## EXERCISE
Work out how many lines in the entries contain the string "среде", and give nothing but that number.

########

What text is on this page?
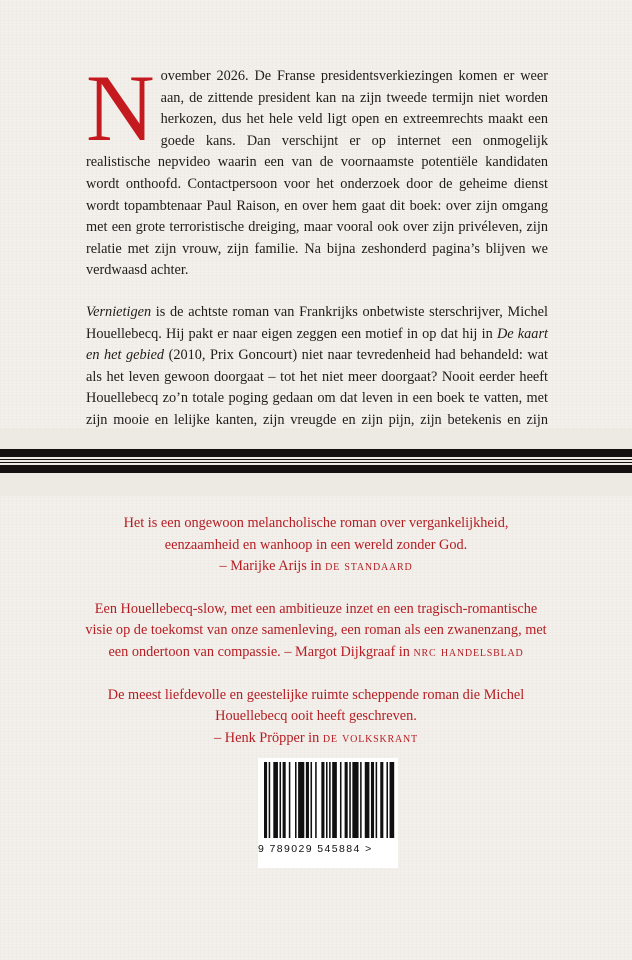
November 2026. De Franse presidentsverkiezingen komen er weer aan, de zittende president kan na zijn tweede termijn niet worden herkozen, dus het hele veld ligt open en extreemrechts maakt een goede kans. Dan verschijnt er op internet een onmogelijk realistische nepvideo waarin een van de voornaamste potentiële kandidaten wordt onthoofd. Contactpersoon voor het onderzoek door de geheime dienst wordt topambtenaar Paul Raison, en over hem gaat dit boek: over zijn omgang met een grote terroristische dreiging, maar vooral ook over zijn privéleven, zijn relatie met zijn vrouw, zijn familie. Na bijna zeshonderd pagina’s blijven we verdwaasd achter.

Vernietigen is de achtste roman van Frankrijks onbetwiste sterschrijver, Michel Houellebecq. Hij pakt er naar eigen zeggen een motief in op dat hij in De kaart en het gebied (2010, Prix Goncourt) niet naar tevredenheid had behandeld: wat als het leven gewoon doorgaat – tot het niet meer doorgaat? Nooit eerder heeft Houellebecq zo’n totale poging gedaan om dat leven in een boek te vatten, met zijn mooie en lelijke kanten, zijn vreugde en zijn pijn, zijn betekenis en zijn

Het is een ongewoon melancholische roman over vergankelijkheid,
eenzaamheid en wanhoop in een wereld zonder God.
– Marijke Arijs in de standaard

Een Houellebecq-slow, met een ambitieuze inzet en een tragisch-romantische
visie op de toekomst van onze samenleving, een roman als een zwanenzang, met
een ondertoon van compassie. – Margot Dijkgraaf in nrc handelsblad

De meest liefdevolle en geestelijke ruimte scheppende roman die Michel
Houellebecq ooit heeft geschreven.
– Henk Pröpper in de volkskrant

9 789029 545884 >
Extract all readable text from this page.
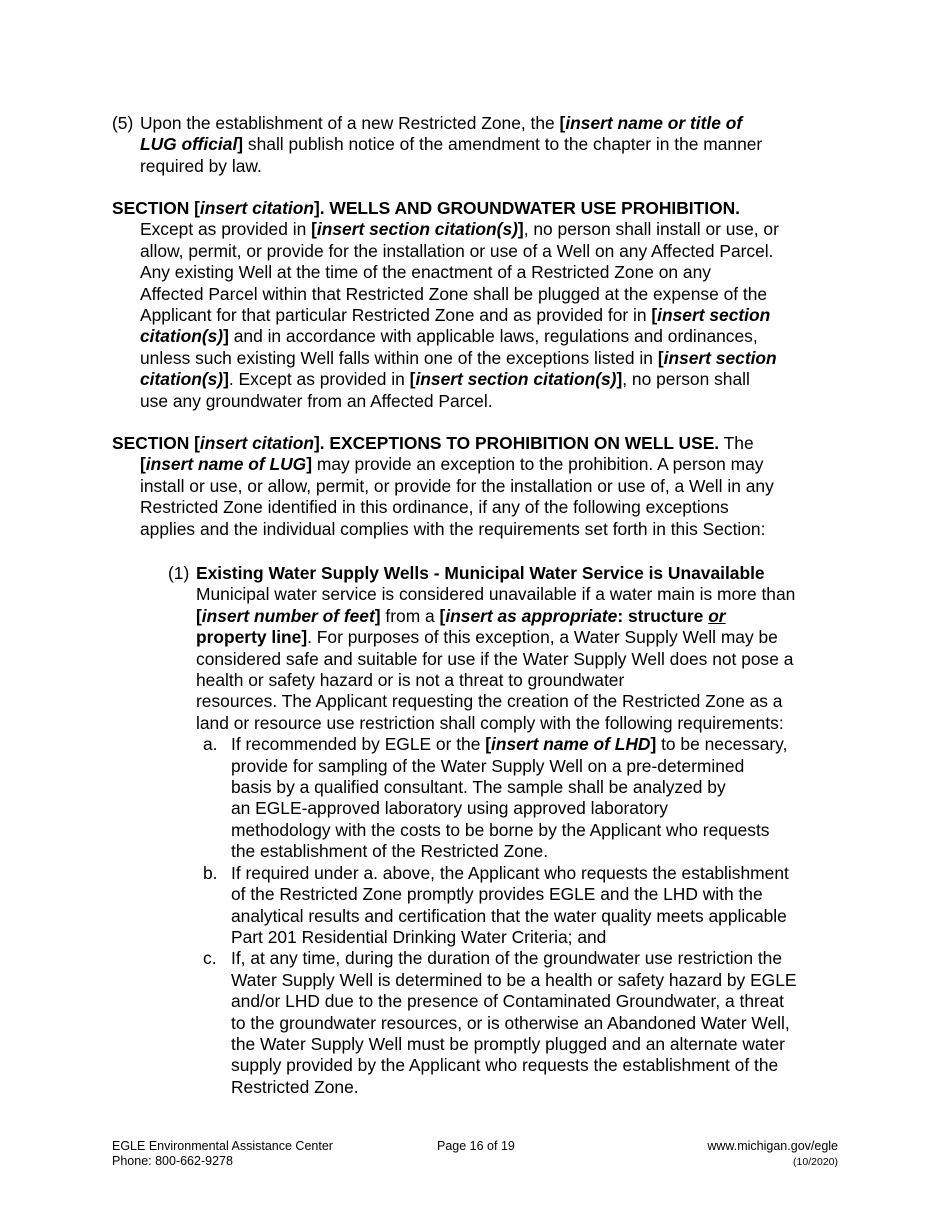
(5) Upon the establishment of a new Restricted Zone, the [insert name or title of
LUG official] shall publish notice of the amendment to the chapter in the manner
required by law.
SECTION [insert citation]. WELLS AND GROUNDWATER USE PROHIBITION.
Except as provided in [insert section citation(s)], no person shall install or use, or
allow, permit, or provide for the installation or use of a Well on any Affected Parcel.
Any existing Well at the time of the enactment of a Restricted Zone on any
Affected Parcel within that Restricted Zone shall be plugged at the expense of the
Applicant for that particular Restricted Zone and as provided for in [insert section
citation(s)] and in accordance with applicable laws, regulations and ordinances,
unless such existing Well falls within one of the exceptions listed in [insert section
citation(s)]. Except as provided in [insert section citation(s)], no person shall
use any groundwater from an Affected Parcel.
SECTION [insert citation]. EXCEPTIONS TO PROHIBITION ON WELL USE. The
[insert name of LUG] may provide an exception to the prohibition. A person may
install or use, or allow, permit, or provide for the installation or use of, a Well in any
Restricted Zone identified in this ordinance, if any of the following exceptions
applies and the individual complies with the requirements set forth in this Section:
(1) Existing Water Supply Wells - Municipal Water Service is Unavailable
Municipal water service is considered unavailable if a water main is more than
[insert number of feet] from a [insert as appropriate: structure or
property line]. For purposes of this exception, a Water Supply Well may be
considered safe and suitable for use if the Water Supply Well does not pose a
health or safety hazard or is not a threat to groundwater
resources. The Applicant requesting the creation of the Restricted Zone as a
land or resource use restriction shall comply with the following requirements:
a. If recommended by EGLE or the [insert name of LHD] to be necessary,
provide for sampling of the Water Supply Well on a pre-determined
basis by a qualified consultant. The sample shall be analyzed by
an EGLE-approved laboratory using approved laboratory
methodology with the costs to be borne by the Applicant who requests
the establishment of the Restricted Zone.
b. If required under a. above, the Applicant who requests the establishment
of the Restricted Zone promptly provides EGLE and the LHD with the
analytical results and certification that the water quality meets applicable
Part 201 Residential Drinking Water Criteria; and
c. If, at any time, during the duration of the groundwater use restriction the
Water Supply Well is determined to be a health or safety hazard by EGLE
and/or LHD due to the presence of Contaminated Groundwater, a threat
to the groundwater resources, or is otherwise an Abandoned Water Well,
the Water Supply Well must be promptly plugged and an alternate water
supply provided by the Applicant who requests the establishment of the
Restricted Zone.
EGLE Environmental Assistance Center
Phone: 800-662-9278
Page 16 of 19	www.michigan.gov/egle
(10/2020)
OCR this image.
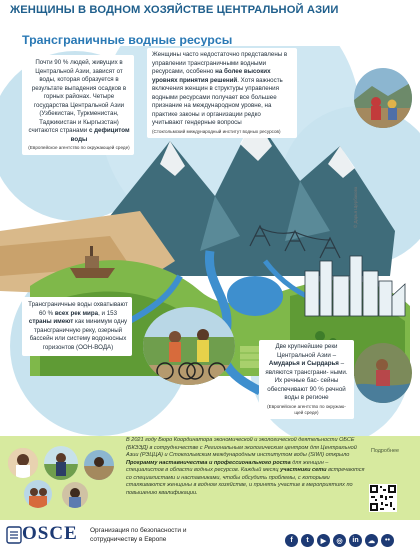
ЖЕНЩИНЫ В ВОДНОМ ХОЗЯЙСТВЕ ЦЕНТРАЛЬНОЙ АЗИИ
Трансграничные водные ресурсы
Почти 90 % людей, живущих в Центральной Азии, зависят от воды, которая образуется в результате выпадения осадков в горных районах. Четыре государства Центральной Азии (Узбекистан, Туркменистан, Таджикистан и Кыргызстан) считаются странами с дефицитом воды
(Европейское агентство по окружающей среде)
Женщины часто недостаточно представлены в управлении трансграничными водными ресурсами, особенно на более высоких уровнях принятия решений. Хотя важность включения женщин в структуры управления водными ресурсами получает все большее признание на международном уровне, на практике законы и организации редко учитывают гендерные вопросы
(Стокгольмский международный институт водных ресурсов)
Трансграничные воды охватывают 60 % всех рек мира, и 153 страны имеют как минимум одну трансграничную реку, озерный бассейн или систему водоносных горизонтов (ООН-ВОДА)	Две крупнейшие реки Центральной Азии – Амударья и Сырдарья – являются трансграни- ными. Их речные бас- сейны обеспечивают 90 % речной воды в регионе
(Европейское агентство по окружаю- щей среде)
© Дарья Щербакова
В 2021 году Бюро Координатора экономической и экологической деятельности ОБСЕ (БКЭЭД) в сотрудничестве с Региональным экологическим центром для Центральной Азии (РЭЦЦА) и Стокгольмским международным институтом воды (SIWI) открыло Программу наставничества и профессионального роста для женщин – специалистов в области водных ресурсов. Каждый месяц участники сети встречаются со специалистами и наставниками, чтобы обсудить проблемы, с которыми сталкиваются женщины в водном хозяйстве, и принять участие в мероприятиях по повышению квалификации.
Подробнее
OSCE Организация по безопасности и
сотрудничеству в Европе	f	t	▶	◎	in	☁	••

########

## OUTPUT
2